> [What you are asked to do]:
In the entries below, count the lines holding "this". Reply with the number only.
◇ ◇ ◇ ◇ ◇ ◇ ◇
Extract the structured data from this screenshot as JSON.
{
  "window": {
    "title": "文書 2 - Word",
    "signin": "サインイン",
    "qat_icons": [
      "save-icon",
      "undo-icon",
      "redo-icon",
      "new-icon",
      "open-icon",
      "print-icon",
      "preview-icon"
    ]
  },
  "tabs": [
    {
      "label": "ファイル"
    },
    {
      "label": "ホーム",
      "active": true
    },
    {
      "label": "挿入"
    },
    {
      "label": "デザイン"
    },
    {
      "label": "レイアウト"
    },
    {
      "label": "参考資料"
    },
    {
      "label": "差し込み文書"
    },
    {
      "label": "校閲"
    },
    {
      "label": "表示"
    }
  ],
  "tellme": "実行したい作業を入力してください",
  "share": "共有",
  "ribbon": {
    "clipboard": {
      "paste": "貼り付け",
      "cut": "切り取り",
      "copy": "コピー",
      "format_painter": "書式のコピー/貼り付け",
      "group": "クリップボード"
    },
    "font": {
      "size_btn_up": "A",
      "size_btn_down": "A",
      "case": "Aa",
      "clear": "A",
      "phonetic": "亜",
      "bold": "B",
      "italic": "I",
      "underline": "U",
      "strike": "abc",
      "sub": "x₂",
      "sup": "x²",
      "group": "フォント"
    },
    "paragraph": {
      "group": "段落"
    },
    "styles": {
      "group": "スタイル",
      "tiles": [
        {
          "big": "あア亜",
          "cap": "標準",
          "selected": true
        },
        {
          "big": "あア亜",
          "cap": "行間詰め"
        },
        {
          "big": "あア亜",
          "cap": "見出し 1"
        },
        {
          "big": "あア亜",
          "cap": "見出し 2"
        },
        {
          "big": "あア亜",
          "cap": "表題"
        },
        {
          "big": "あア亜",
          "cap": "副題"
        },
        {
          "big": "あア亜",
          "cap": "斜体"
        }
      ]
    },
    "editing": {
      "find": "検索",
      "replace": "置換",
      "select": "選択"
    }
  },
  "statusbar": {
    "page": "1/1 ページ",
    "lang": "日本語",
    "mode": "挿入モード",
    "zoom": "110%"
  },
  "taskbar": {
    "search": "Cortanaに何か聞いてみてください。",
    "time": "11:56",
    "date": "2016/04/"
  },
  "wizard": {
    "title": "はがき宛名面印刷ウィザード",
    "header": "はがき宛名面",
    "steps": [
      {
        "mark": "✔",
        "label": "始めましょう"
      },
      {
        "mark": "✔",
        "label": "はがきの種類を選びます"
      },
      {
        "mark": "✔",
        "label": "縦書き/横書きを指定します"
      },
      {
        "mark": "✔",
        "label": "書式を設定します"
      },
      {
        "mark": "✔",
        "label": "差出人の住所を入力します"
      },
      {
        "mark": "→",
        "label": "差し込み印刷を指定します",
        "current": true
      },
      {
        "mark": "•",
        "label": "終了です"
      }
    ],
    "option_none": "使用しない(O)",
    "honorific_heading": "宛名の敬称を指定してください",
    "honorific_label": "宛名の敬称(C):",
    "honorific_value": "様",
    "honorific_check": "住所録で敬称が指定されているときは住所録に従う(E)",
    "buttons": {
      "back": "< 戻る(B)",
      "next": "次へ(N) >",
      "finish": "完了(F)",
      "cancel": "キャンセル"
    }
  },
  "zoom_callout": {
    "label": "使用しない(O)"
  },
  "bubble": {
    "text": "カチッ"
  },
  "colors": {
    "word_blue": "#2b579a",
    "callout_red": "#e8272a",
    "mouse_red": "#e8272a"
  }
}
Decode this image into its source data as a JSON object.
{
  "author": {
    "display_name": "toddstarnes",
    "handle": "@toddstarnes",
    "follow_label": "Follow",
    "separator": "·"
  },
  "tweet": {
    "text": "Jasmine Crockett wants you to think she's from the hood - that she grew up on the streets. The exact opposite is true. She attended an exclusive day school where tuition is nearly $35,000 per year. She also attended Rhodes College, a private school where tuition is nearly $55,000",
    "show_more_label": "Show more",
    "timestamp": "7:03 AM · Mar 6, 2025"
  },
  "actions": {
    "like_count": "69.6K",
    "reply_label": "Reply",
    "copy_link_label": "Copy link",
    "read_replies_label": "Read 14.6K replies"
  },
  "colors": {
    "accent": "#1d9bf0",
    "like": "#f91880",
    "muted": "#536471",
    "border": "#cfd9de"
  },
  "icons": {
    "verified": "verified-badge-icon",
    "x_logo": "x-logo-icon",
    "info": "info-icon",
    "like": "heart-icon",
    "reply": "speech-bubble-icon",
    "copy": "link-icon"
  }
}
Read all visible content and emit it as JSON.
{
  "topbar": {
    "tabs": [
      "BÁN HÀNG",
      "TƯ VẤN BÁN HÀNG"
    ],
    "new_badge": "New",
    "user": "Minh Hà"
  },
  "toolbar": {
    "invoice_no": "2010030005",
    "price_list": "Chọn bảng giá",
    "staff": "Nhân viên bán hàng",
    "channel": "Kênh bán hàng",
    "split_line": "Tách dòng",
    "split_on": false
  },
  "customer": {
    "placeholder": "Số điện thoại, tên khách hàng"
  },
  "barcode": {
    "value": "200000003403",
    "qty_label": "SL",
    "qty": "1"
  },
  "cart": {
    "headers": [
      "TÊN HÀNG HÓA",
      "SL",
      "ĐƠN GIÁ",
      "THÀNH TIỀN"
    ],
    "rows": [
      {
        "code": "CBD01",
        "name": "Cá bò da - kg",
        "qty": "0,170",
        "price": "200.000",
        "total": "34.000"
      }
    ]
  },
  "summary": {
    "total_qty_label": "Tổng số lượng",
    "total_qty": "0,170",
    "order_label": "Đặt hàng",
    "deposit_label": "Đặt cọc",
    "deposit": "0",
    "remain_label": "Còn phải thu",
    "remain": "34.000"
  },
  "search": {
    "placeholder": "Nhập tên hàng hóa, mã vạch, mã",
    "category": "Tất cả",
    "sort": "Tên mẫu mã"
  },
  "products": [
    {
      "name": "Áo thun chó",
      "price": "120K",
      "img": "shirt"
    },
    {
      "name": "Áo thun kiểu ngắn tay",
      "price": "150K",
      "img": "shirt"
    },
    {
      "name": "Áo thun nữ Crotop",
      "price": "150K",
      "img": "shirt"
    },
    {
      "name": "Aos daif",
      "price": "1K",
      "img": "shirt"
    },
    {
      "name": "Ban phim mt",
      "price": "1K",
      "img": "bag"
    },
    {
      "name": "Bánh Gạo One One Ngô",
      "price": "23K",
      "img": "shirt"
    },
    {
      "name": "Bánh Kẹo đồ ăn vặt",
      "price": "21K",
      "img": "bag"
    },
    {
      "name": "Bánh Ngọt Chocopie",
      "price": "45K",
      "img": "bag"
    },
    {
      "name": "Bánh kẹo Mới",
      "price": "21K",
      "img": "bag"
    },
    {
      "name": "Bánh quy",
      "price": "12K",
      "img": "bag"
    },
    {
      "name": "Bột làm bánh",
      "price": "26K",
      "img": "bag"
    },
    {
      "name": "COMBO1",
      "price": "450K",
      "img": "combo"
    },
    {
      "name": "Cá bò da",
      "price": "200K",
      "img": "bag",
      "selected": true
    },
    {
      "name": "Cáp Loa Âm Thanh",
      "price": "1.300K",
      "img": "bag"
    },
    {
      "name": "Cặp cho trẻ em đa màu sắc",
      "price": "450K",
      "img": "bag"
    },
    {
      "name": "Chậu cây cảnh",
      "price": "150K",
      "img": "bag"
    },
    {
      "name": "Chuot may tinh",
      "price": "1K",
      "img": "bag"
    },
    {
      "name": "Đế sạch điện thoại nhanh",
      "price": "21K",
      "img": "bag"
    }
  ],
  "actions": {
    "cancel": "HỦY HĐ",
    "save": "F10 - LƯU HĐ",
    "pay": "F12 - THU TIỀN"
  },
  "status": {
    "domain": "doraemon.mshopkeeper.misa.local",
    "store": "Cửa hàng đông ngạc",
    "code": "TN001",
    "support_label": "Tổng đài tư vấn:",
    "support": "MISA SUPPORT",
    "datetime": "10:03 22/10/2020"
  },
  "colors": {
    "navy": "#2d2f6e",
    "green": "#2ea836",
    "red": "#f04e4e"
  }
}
◇ ◇ ◇ ◇ ◇ ◇ ◇
> [Answer in full]:
2